- Task prompt -
Write out the records beneath this line exactly as they appear, minus any images.

[start]

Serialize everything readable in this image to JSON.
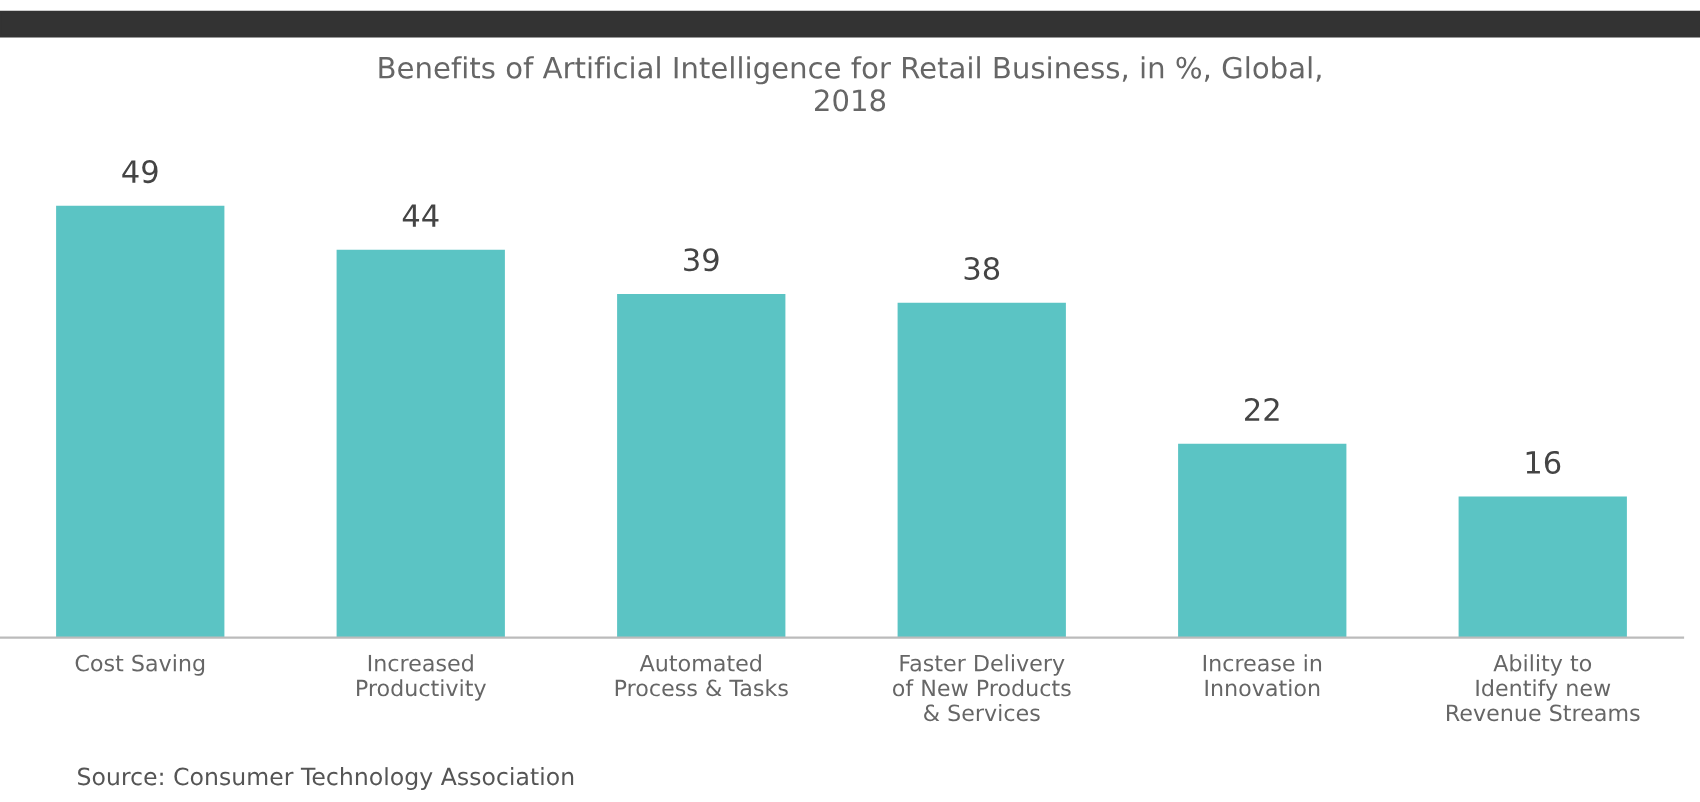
{
  "chart_data": {
    "type": "bar",
    "title": "Benefits of Artificial Intelligence for Retail Business, in %, Global,\n2018",
    "categories": [
      "Cost Saving",
      "Increased\nProductivity",
      "Automated\nProcess & Tasks",
      "Faster Delivery\nof New Products\n& Services",
      "Increase in\nInnovation",
      "Ability to\nIdentify new\nRevenue Streams"
    ],
    "values": [
      49,
      44,
      39,
      38,
      22,
      16
    ],
    "color": "#5bc4c4",
    "data_labels": true,
    "grid": false,
    "annotations": [
      "Source: Consumer Technology Association"
    ]
  }
}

[end]

- The output -
Serialize everything readable in this image to JSON.
{
  "chart_data": {
    "type": "bar",
    "title": "Benefits of Artificial Intelligence for Retail Business, in %, Global,\n2018",
    "categories": [
      "Cost Saving",
      "Increased\nProductivity",
      "Automated\nProcess & Tasks",
      "Faster Delivery\nof New Products\n& Services",
      "Increase in\nInnovation",
      "Ability to\nIdentify new\nRevenue Streams"
    ],
    "values": [
      49,
      44,
      39,
      38,
      22,
      16
    ],
    "color": "#5bc4c4",
    "data_labels": true,
    "grid": false,
    "annotations": [
      "Source: Consumer Technology Association"
    ]
  }
}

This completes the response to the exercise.